## Written problem
Report each line of the listing below that contains the word "text", copying every such line in full.

-- Start Data for this exercise --

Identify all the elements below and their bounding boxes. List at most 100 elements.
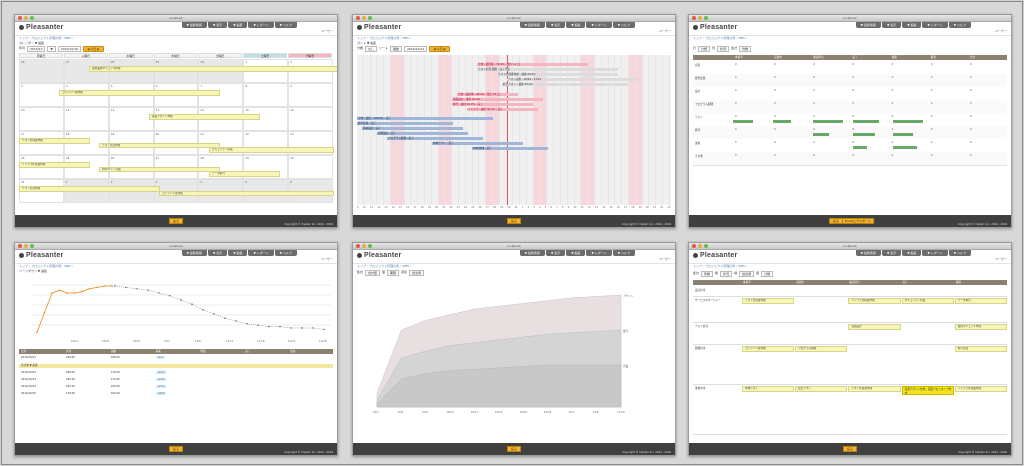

-- End Data for this exercise --
-- Start Data for this exercise --

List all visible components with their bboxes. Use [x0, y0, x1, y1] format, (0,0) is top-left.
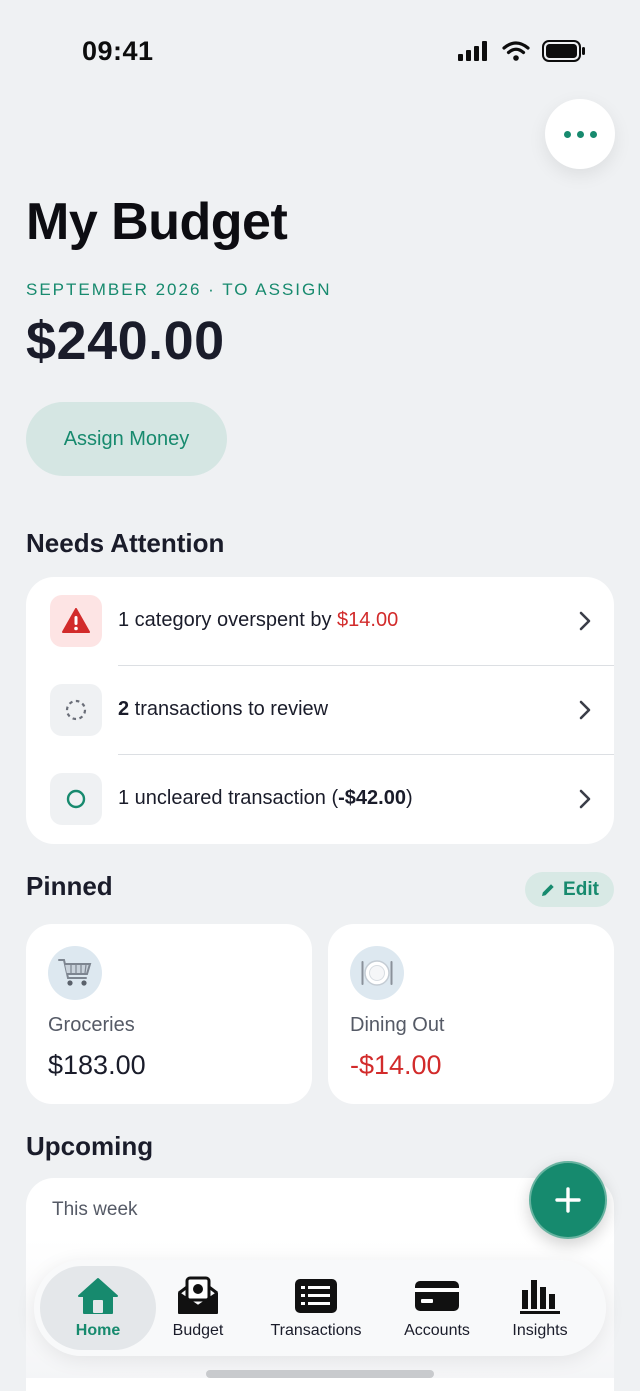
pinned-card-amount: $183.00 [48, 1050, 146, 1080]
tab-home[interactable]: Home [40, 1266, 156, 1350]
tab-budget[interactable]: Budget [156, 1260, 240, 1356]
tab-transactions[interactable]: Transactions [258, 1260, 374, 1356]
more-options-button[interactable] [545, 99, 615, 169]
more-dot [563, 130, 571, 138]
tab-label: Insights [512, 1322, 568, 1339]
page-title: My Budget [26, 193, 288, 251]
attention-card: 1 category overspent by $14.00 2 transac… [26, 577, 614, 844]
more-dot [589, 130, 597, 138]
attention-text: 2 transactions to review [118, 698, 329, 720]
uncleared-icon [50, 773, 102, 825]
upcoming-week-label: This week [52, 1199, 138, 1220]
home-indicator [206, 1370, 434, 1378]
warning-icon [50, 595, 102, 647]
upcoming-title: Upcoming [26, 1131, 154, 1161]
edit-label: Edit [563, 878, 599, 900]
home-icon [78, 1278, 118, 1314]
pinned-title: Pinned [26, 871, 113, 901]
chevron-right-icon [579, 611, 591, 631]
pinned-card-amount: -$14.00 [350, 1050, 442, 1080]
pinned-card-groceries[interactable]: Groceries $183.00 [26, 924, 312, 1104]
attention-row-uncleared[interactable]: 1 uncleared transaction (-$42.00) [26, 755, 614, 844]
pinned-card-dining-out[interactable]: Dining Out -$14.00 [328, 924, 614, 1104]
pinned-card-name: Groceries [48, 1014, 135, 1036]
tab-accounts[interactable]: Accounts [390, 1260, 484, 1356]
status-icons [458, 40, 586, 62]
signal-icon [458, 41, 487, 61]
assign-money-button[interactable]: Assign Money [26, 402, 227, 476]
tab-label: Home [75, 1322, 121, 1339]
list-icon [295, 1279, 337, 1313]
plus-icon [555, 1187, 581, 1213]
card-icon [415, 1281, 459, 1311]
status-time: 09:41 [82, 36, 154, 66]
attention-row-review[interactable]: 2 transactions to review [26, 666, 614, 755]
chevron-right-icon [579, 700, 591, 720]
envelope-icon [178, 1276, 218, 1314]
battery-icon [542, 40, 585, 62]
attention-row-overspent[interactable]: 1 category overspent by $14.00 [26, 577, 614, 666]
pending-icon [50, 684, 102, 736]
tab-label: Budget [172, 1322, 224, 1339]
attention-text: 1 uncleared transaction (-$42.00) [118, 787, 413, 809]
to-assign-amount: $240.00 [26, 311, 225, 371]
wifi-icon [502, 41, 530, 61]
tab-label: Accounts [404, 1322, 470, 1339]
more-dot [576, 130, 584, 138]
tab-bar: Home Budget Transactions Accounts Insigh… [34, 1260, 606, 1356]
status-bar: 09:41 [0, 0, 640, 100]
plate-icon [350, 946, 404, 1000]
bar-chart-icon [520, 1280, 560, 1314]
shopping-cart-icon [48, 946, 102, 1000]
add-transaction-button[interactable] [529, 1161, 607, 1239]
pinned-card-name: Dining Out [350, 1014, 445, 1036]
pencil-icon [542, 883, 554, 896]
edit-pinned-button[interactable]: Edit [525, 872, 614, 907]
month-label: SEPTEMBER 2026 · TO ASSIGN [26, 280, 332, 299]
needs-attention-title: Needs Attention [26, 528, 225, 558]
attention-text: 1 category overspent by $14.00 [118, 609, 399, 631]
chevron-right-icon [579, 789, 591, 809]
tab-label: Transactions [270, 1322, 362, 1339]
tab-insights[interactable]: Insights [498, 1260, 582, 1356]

-- End Data for this exercise --

## Task answer
attention-text: 2 transactions to review [118, 698, 329, 720]
attention-text: 1 uncleared transaction (-$42.00) [118, 787, 413, 809]
attention-text: 1 category overspent by $14.00 [118, 609, 399, 631]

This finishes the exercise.